[Source records]
··········

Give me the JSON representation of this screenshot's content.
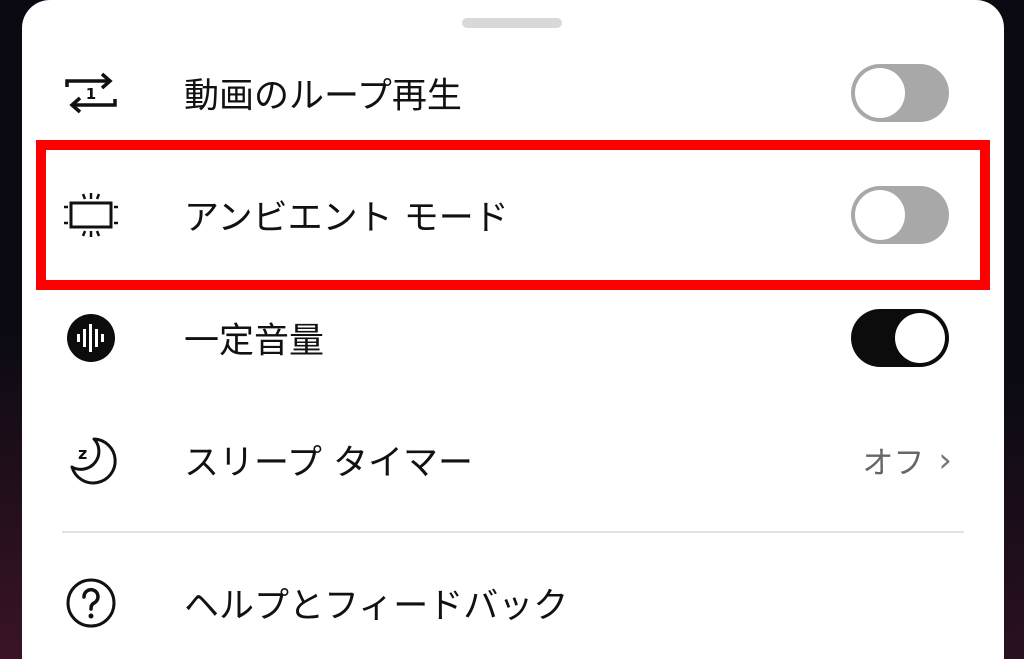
{
  "settings": {
    "loop": {
      "label": "動画のループ再生",
      "icon": "repeat-one-icon",
      "enabled": false
    },
    "ambient": {
      "label": "アンビエント モード",
      "icon": "ambient-mode-icon",
      "enabled": false
    },
    "stable_volume": {
      "label": "一定音量",
      "icon": "stable-volume-icon",
      "enabled": true
    },
    "sleep_timer": {
      "label": "スリープ タイマー",
      "icon": "sleep-timer-icon",
      "value": "オフ"
    },
    "help": {
      "label": "ヘルプとフィードバック",
      "icon": "help-icon"
    }
  },
  "colors": {
    "highlight": "#ff0000",
    "toggle_on": "#0c0c0c",
    "toggle_off": "#a8a8a8"
  }
}
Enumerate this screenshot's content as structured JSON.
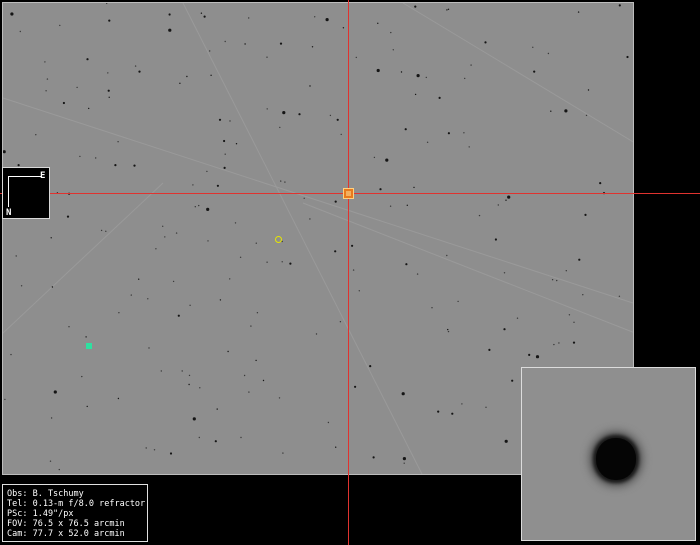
{
  "compass": {
    "east_label": "E",
    "north_label": "N"
  },
  "info": {
    "observer": "Obs: B. Tschumy",
    "telescope": "Tel: 0.13-m f/8.0 refractor",
    "pixel_scale": "PSc: 1.49\"/px",
    "fov": "FOV: 76.5 x 76.5 arcmin",
    "camera": "Cam: 77.7 x 52.0 arcmin"
  },
  "markers": {
    "target_color": "#e87a1c",
    "comparison_color": "#e6e600",
    "check_color": "#2fe0a0",
    "crosshair_color": "#e0332f"
  },
  "icons": [
    "compass-icon",
    "target-marker",
    "comparison-marker",
    "check-marker"
  ]
}
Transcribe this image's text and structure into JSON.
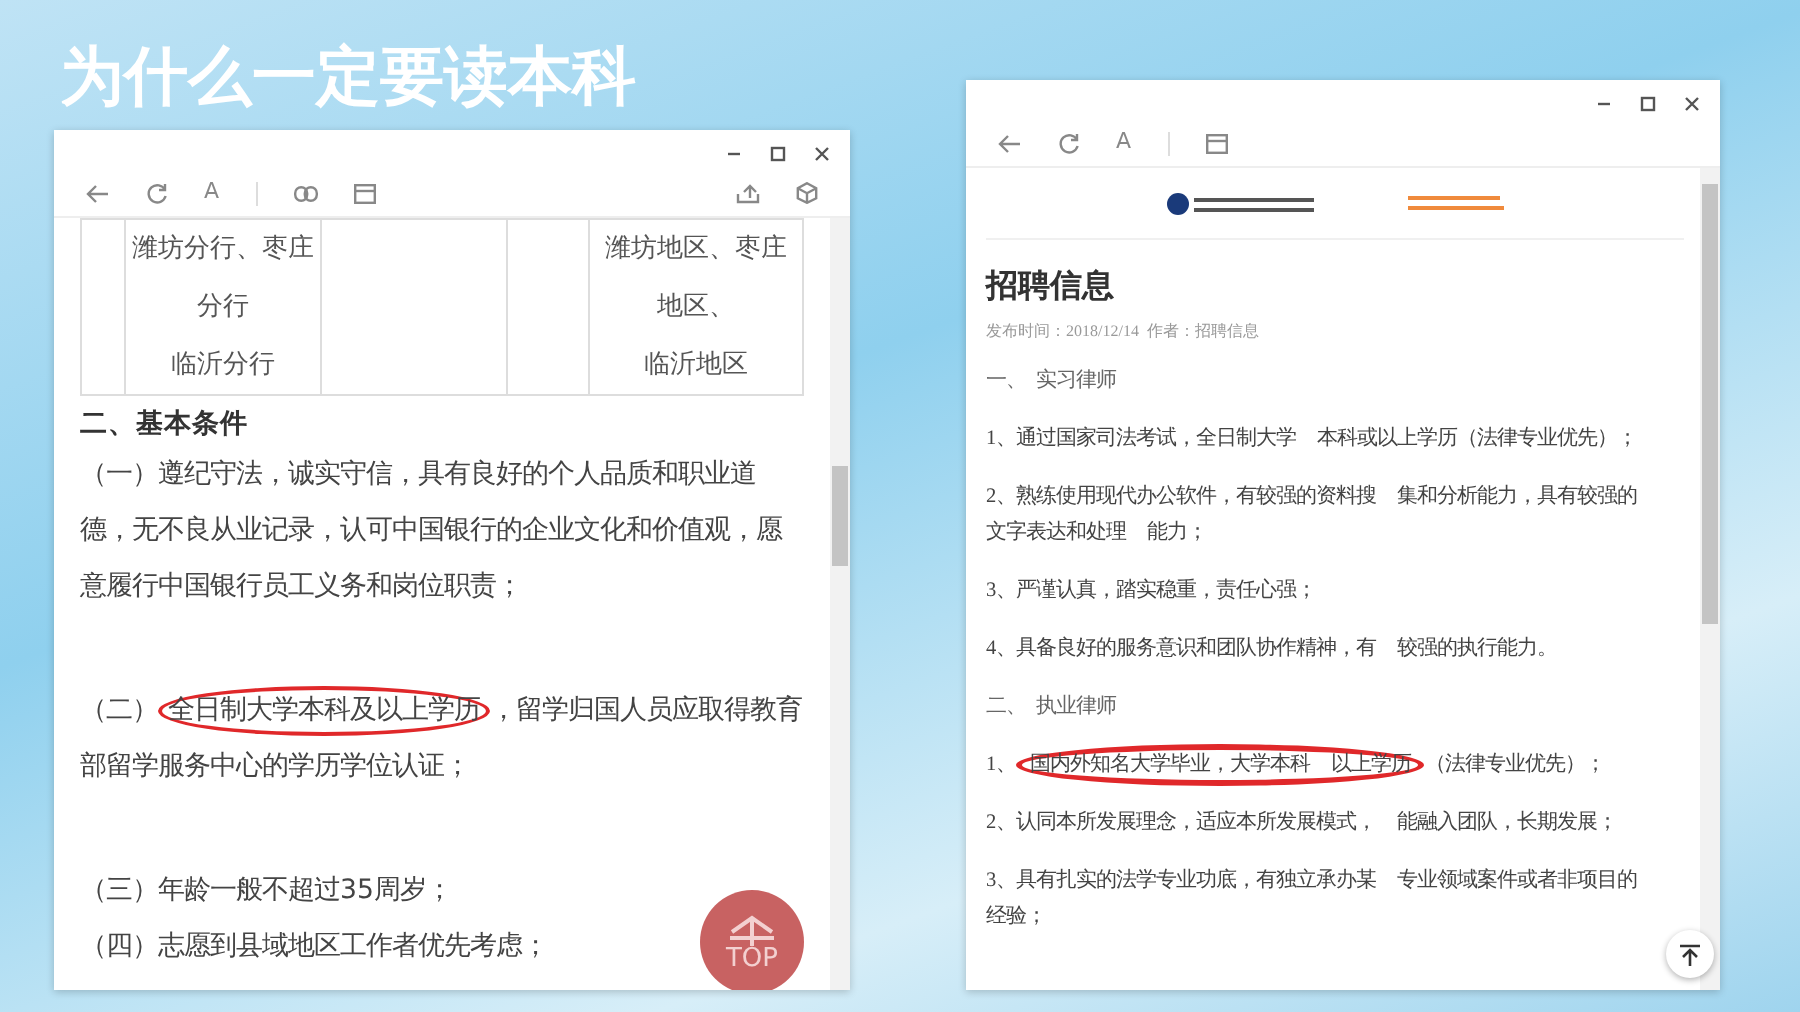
{
  "slide": {
    "title": "为什么一定要读本科"
  },
  "left_window": {
    "toolbar_text": "A",
    "table_row": {
      "column_2": [
        "潍坊分行、枣庄",
        "分行",
        "临沂分行"
      ],
      "column_5": [
        "潍坊地区、枣庄",
        "地区、",
        "临沂地区"
      ]
    },
    "heading": "二、基本条件",
    "paragraphs": [
      {
        "segments": [
          {
            "text": "（一）遵纪守法，诚实守信，具有良好的个人品质和职业道德，无不良从业记录，认可中国银行的企业文化和价值观，愿意履行中国银行员工义务和岗位职责；",
            "circled": false
          }
        ]
      },
      {
        "segments": [
          {
            "text": "（二）",
            "circled": false
          },
          {
            "text": "全日制大学本科及以上学历",
            "circled": true
          },
          {
            "text": "，留学归国人员应取得教育部留学服务中心的学历学位认证；",
            "circled": false
          }
        ]
      },
      {
        "segments": [
          {
            "text": "（三）年龄一般不超过35周岁；",
            "circled": false
          }
        ]
      },
      {
        "segments": [
          {
            "text": "（四）志愿到县域地区工作者优先考虑；",
            "circled": false
          }
        ]
      }
    ],
    "top_button": {
      "label": "TOP"
    }
  },
  "right_window": {
    "toolbar_text": "A",
    "title": "招聘信息",
    "meta": "发布时间：2018/12/14  作者：招聘信息",
    "paragraphs": [
      {
        "kind": "section",
        "segments": [
          {
            "text": "一、  实习律师",
            "circled": false
          }
        ]
      },
      {
        "kind": "item",
        "segments": [
          {
            "text": "1、通过国家司法考试，全日制大学    本科或以上学历（法律专业优先）；",
            "circled": false
          }
        ]
      },
      {
        "kind": "item",
        "segments": [
          {
            "text": "2、熟练使用现代办公软件，有较强的资料搜    集和分析能力，具有较强的文字表达和处理    能力；",
            "circled": false
          }
        ]
      },
      {
        "kind": "item",
        "segments": [
          {
            "text": "3、严谨认真，踏实稳重，责任心强；",
            "circled": false
          }
        ]
      },
      {
        "kind": "item",
        "segments": [
          {
            "text": "4、具备良好的服务意识和团队协作精神，有    较强的执行能力。",
            "circled": false
          }
        ]
      },
      {
        "kind": "section",
        "segments": [
          {
            "text": "二、  执业律师",
            "circled": false
          }
        ]
      },
      {
        "kind": "item",
        "segments": [
          {
            "text": "1、",
            "circled": false
          },
          {
            "text": "国内外知名大学毕业，大学本科    以上学历",
            "circled": true
          },
          {
            "text": "（法律专业优先）；",
            "circled": false
          }
        ]
      },
      {
        "kind": "item",
        "segments": [
          {
            "text": "2、认同本所发展理念，适应本所发展模式，    能融入团队，长期发展；",
            "circled": false
          }
        ]
      },
      {
        "kind": "item",
        "segments": [
          {
            "text": "3、具有扎实的法学专业功底，有独立承办某    专业领域案件或者非项目的经验；",
            "circled": false
          }
        ]
      }
    ]
  }
}
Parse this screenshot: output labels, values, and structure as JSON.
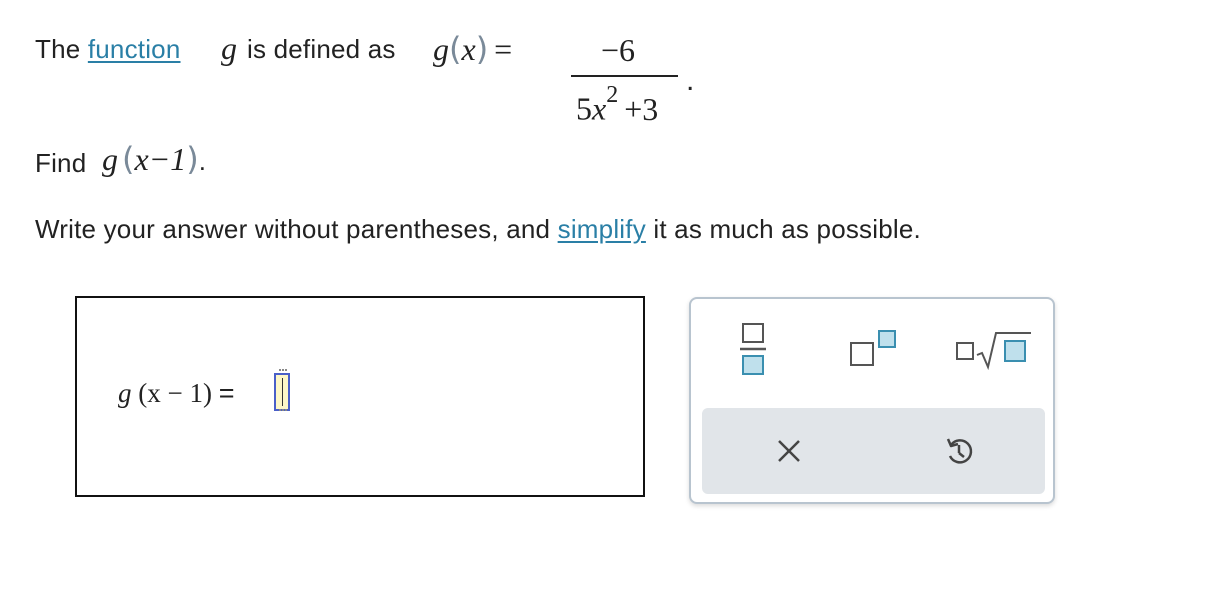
{
  "problem": {
    "line1_intro": "The",
    "function_link": "function",
    "line1_g": "g",
    "line1_mid": "is defined as",
    "gx_g": "g",
    "gx_open": "(",
    "gx_x": "x",
    "gx_close": ")",
    "equals": "=",
    "numerator": "−6",
    "den_coef": "5",
    "den_var": "x",
    "den_exp": "2",
    "den_plus": "+3",
    "period": ".",
    "find_label": "Find",
    "find_g": "g",
    "find_open": "(",
    "find_arg": "x−1",
    "find_close": ")",
    "find_period": ".",
    "instruction_before": "Write your answer without parentheses, and",
    "simplify_link": "simplify",
    "instruction_after": "it as much as possible."
  },
  "answer": {
    "lhs_g": "g",
    "lhs_arg": "(x − 1)",
    "lhs_eq": "=",
    "value": ""
  },
  "palette": {
    "buttons": [
      "fraction-template",
      "exponent-template",
      "nth-root-template"
    ],
    "actions": [
      "clear",
      "undo"
    ]
  },
  "colors": {
    "link": "#2a7fa6",
    "palette_border": "#b8c4cf",
    "action_bar": "#e1e5e9",
    "cursor_fill": "#fdf7c7",
    "cursor_border": "#4a5fc8",
    "icon_teal": "#3a8fb0"
  }
}
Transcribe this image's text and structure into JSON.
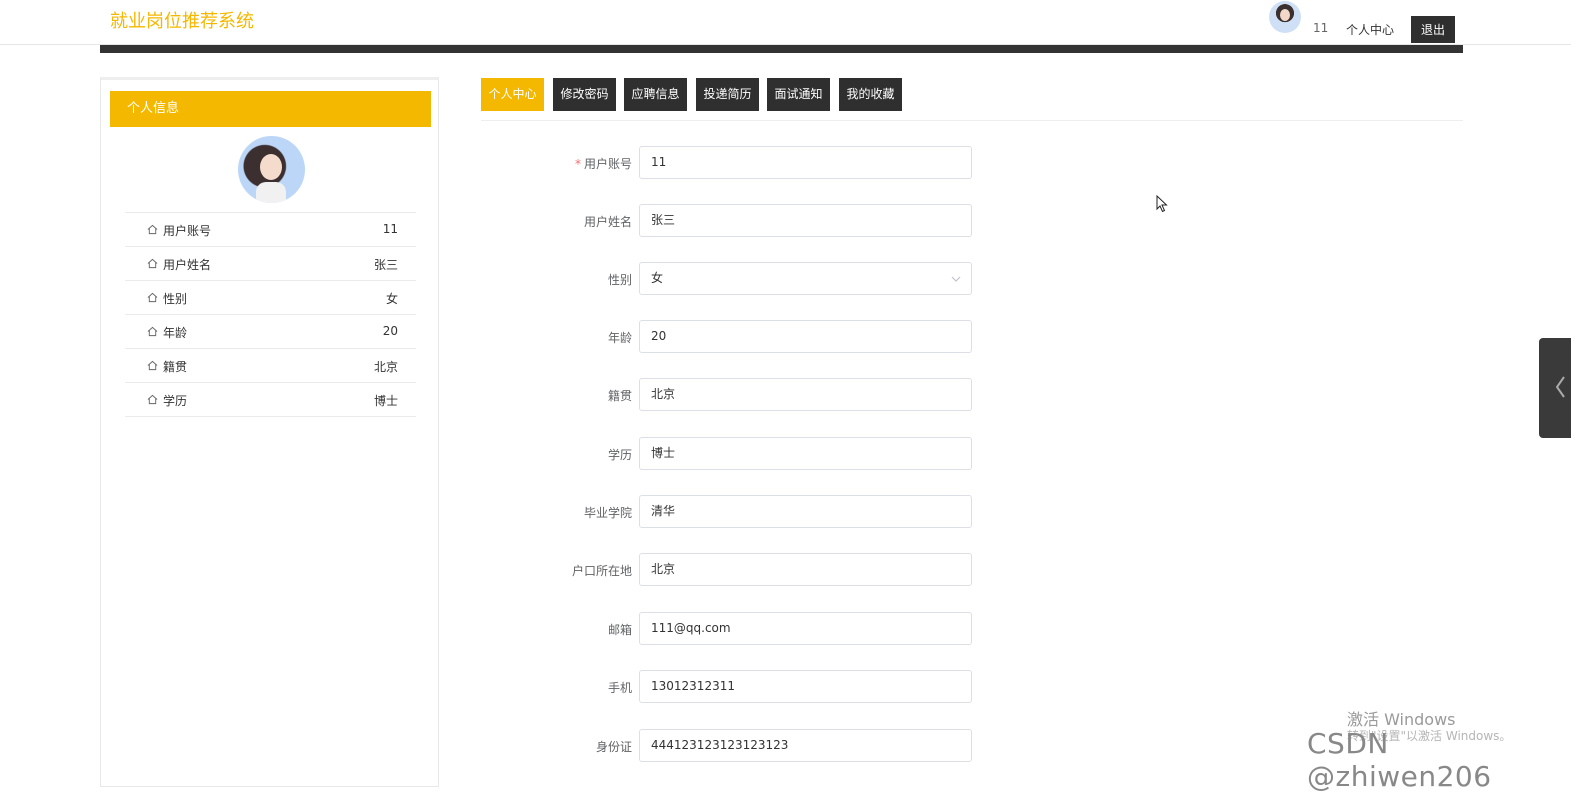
{
  "header": {
    "brand": "就业岗位推荐系统",
    "username": "11",
    "center_link": "个人中心",
    "logout_label": "退出"
  },
  "sidebar": {
    "title": "个人信息",
    "items": [
      {
        "label": "用户账号",
        "value": "11"
      },
      {
        "label": "用户姓名",
        "value": "张三"
      },
      {
        "label": "性别",
        "value": "女"
      },
      {
        "label": "年龄",
        "value": "20"
      },
      {
        "label": "籍贯",
        "value": "北京"
      },
      {
        "label": "学历",
        "value": "博士"
      }
    ]
  },
  "tabs": [
    {
      "label": "个人中心",
      "active": true
    },
    {
      "label": "修改密码",
      "active": false
    },
    {
      "label": "应聘信息",
      "active": false
    },
    {
      "label": "投递简历",
      "active": false
    },
    {
      "label": "面试通知",
      "active": false
    },
    {
      "label": "我的收藏",
      "active": false
    }
  ],
  "form": {
    "account": {
      "label": "用户账号",
      "required_mark": "*",
      "value": "11"
    },
    "name": {
      "label": "用户姓名",
      "value": "张三"
    },
    "gender": {
      "label": "性别",
      "value": "女"
    },
    "age": {
      "label": "年龄",
      "value": "20"
    },
    "native": {
      "label": "籍贯",
      "value": "北京"
    },
    "education": {
      "label": "学历",
      "value": "博士"
    },
    "school": {
      "label": "毕业学院",
      "value": "清华"
    },
    "hukou": {
      "label": "户口所在地",
      "value": "北京"
    },
    "email": {
      "label": "邮箱",
      "value": "111@qq.com"
    },
    "phone": {
      "label": "手机",
      "value": "13012312311"
    },
    "idcard": {
      "label": "身份证",
      "value": "444123123123123123"
    }
  },
  "watermark": {
    "activate_title": "激活 Windows",
    "activate_sub": "转到\"设置\"以激活 Windows。",
    "csdn": "CSDN @zhiwen206"
  },
  "colors": {
    "accent": "#f5b800",
    "dark": "#2f2f2f"
  }
}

··········

Task to complete: Nothing in the entries above should change when they are printed again, except that the pictures are dropped.

Answer below:
Give me the JSON representation of this screenshot's content.
{
  "settings": {
    "loop": {
      "label": "動画のループ再生",
      "icon": "repeat-one-icon",
      "enabled": false
    },
    "ambient": {
      "label": "アンビエント モード",
      "icon": "ambient-mode-icon",
      "enabled": false
    },
    "stable_volume": {
      "label": "一定音量",
      "icon": "stable-volume-icon",
      "enabled": true
    },
    "sleep_timer": {
      "label": "スリープ タイマー",
      "icon": "sleep-timer-icon",
      "value": "オフ"
    },
    "help": {
      "label": "ヘルプとフィードバック",
      "icon": "help-icon"
    }
  },
  "colors": {
    "highlight": "#ff0000",
    "toggle_on": "#0c0c0c",
    "toggle_off": "#a8a8a8"
  }
}
Enumerate this screenshot's content as structured JSON.
{
  "compass": {
    "east_label": "E",
    "north_label": "N"
  },
  "info": {
    "observer": "Obs: B. Tschumy",
    "telescope": "Tel: 0.13-m f/8.0 refractor",
    "pixel_scale": "PSc: 1.49\"/px",
    "fov": "FOV: 76.5 x 76.5 arcmin",
    "camera": "Cam: 77.7 x 52.0 arcmin"
  },
  "markers": {
    "target_color": "#e87a1c",
    "comparison_color": "#e6e600",
    "check_color": "#2fe0a0",
    "crosshair_color": "#e0332f"
  },
  "icons": [
    "compass-icon",
    "target-marker",
    "comparison-marker",
    "check-marker"
  ]
}
Transcribe this image's text and structure into JSON.
{
  "slide": {
    "title": "为什么一定要读本科"
  },
  "left_window": {
    "toolbar_text": "A",
    "table_row": {
      "column_2": [
        "潍坊分行、枣庄",
        "分行",
        "临沂分行"
      ],
      "column_5": [
        "潍坊地区、枣庄",
        "地区、",
        "临沂地区"
      ]
    },
    "heading": "二、基本条件",
    "paragraphs": [
      {
        "segments": [
          {
            "text": "（一）遵纪守法，诚实守信，具有良好的个人品质和职业道德，无不良从业记录，认可中国银行的企业文化和价值观，愿意履行中国银行员工义务和岗位职责；",
            "circled": false
          }
        ]
      },
      {
        "segments": [
          {
            "text": "（二）",
            "circled": false
          },
          {
            "text": "全日制大学本科及以上学历",
            "circled": true
          },
          {
            "text": "，留学归国人员应取得教育部留学服务中心的学历学位认证；",
            "circled": false
          }
        ]
      },
      {
        "segments": [
          {
            "text": "（三）年龄一般不超过35周岁；",
            "circled": false
          }
        ]
      },
      {
        "segments": [
          {
            "text": "（四）志愿到县域地区工作者优先考虑；",
            "circled": false
          }
        ]
      }
    ],
    "top_button": {
      "label": "TOP"
    }
  },
  "right_window": {
    "toolbar_text": "A",
    "title": "招聘信息",
    "meta": "发布时间：2018/12/14  作者：招聘信息",
    "paragraphs": [
      {
        "kind": "section",
        "segments": [
          {
            "text": "一、  实习律师",
            "circled": false
          }
        ]
      },
      {
        "kind": "item",
        "segments": [
          {
            "text": "1、通过国家司法考试，全日制大学    本科或以上学历（法律专业优先）；",
            "circled": false
          }
        ]
      },
      {
        "kind": "item",
        "segments": [
          {
            "text": "2、熟练使用现代办公软件，有较强的资料搜    集和分析能力，具有较强的文字表达和处理    能力；",
            "circled": false
          }
        ]
      },
      {
        "kind": "item",
        "segments": [
          {
            "text": "3、严谨认真，踏实稳重，责任心强；",
            "circled": false
          }
        ]
      },
      {
        "kind": "item",
        "segments": [
          {
            "text": "4、具备良好的服务意识和团队协作精神，有    较强的执行能力。",
            "circled": false
          }
        ]
      },
      {
        "kind": "section",
        "segments": [
          {
            "text": "二、  执业律师",
            "circled": false
          }
        ]
      },
      {
        "kind": "item",
        "segments": [
          {
            "text": "1、",
            "circled": false
          },
          {
            "text": "国内外知名大学毕业，大学本科    以上学历",
            "circled": true
          },
          {
            "text": "（法律专业优先）；",
            "circled": false
          }
        ]
      },
      {
        "kind": "item",
        "segments": [
          {
            "text": "2、认同本所发展理念，适应本所发展模式，    能融入团队，长期发展；",
            "circled": false
          }
        ]
      },
      {
        "kind": "item",
        "segments": [
          {
            "text": "3、具有扎实的法学专业功底，有独立承办某    专业领域案件或者非项目的经验；",
            "circled": false
          }
        ]
      }
    ]
  }
}
Parse this screenshot: output labels, values, and structure as JSON.
{
  "problem": {
    "line1_intro": "The",
    "function_link": "function",
    "line1_g": "g",
    "line1_mid": "is defined as",
    "gx_g": "g",
    "gx_open": "(",
    "gx_x": "x",
    "gx_close": ")",
    "equals": "=",
    "numerator": "−6",
    "den_coef": "5",
    "den_var": "x",
    "den_exp": "2",
    "den_plus": "+3",
    "period": ".",
    "find_label": "Find",
    "find_g": "g",
    "find_open": "(",
    "find_arg": "x−1",
    "find_close": ")",
    "find_period": ".",
    "instruction_before": "Write your answer without parentheses, and",
    "simplify_link": "simplify",
    "instruction_after": "it as much as possible."
  },
  "answer": {
    "lhs_g": "g",
    "lhs_arg": "(x − 1)",
    "lhs_eq": "=",
    "value": ""
  },
  "palette": {
    "buttons": [
      "fraction-template",
      "exponent-template",
      "nth-root-template"
    ],
    "actions": [
      "clear",
      "undo"
    ]
  },
  "colors": {
    "link": "#2a7fa6",
    "palette_border": "#b8c4cf",
    "action_bar": "#e1e5e9",
    "cursor_fill": "#fdf7c7",
    "cursor_border": "#4a5fc8",
    "icon_teal": "#3a8fb0"
  }
}
Transcribe this image's text and structure into JSON.
{
  "header": {
    "brand": "就业岗位推荐系统",
    "username": "11",
    "center_link": "个人中心",
    "logout_label": "退出"
  },
  "sidebar": {
    "title": "个人信息",
    "items": [
      {
        "label": "用户账号",
        "value": "11"
      },
      {
        "label": "用户姓名",
        "value": "张三"
      },
      {
        "label": "性别",
        "value": "女"
      },
      {
        "label": "年龄",
        "value": "20"
      },
      {
        "label": "籍贯",
        "value": "北京"
      },
      {
        "label": "学历",
        "value": "博士"
      }
    ]
  },
  "tabs": [
    {
      "label": "个人中心",
      "active": true
    },
    {
      "label": "修改密码",
      "active": false
    },
    {
      "label": "应聘信息",
      "active": false
    },
    {
      "label": "投递简历",
      "active": false
    },
    {
      "label": "面试通知",
      "active": false
    },
    {
      "label": "我的收藏",
      "active": false
    }
  ],
  "form": {
    "account": {
      "label": "用户账号",
      "required_mark": "*",
      "value": "11"
    },
    "name": {
      "label": "用户姓名",
      "value": "张三"
    },
    "gender": {
      "label": "性别",
      "value": "女"
    },
    "age": {
      "label": "年龄",
      "value": "20"
    },
    "native": {
      "label": "籍贯",
      "value": "北京"
    },
    "education": {
      "label": "学历",
      "value": "博士"
    },
    "school": {
      "label": "毕业学院",
      "value": "清华"
    },
    "hukou": {
      "label": "户口所在地",
      "value": "北京"
    },
    "email": {
      "label": "邮箱",
      "value": "111@qq.com"
    },
    "phone": {
      "label": "手机",
      "value": "13012312311"
    },
    "idcard": {
      "label": "身份证",
      "value": "444123123123123123"
    }
  },
  "watermark": {
    "activate_title": "激活 Windows",
    "activate_sub": "转到\"设置\"以激活 Windows。",
    "csdn": "CSDN @zhiwen206"
  },
  "colors": {
    "accent": "#f5b800",
    "dark": "#2f2f2f"
  }
}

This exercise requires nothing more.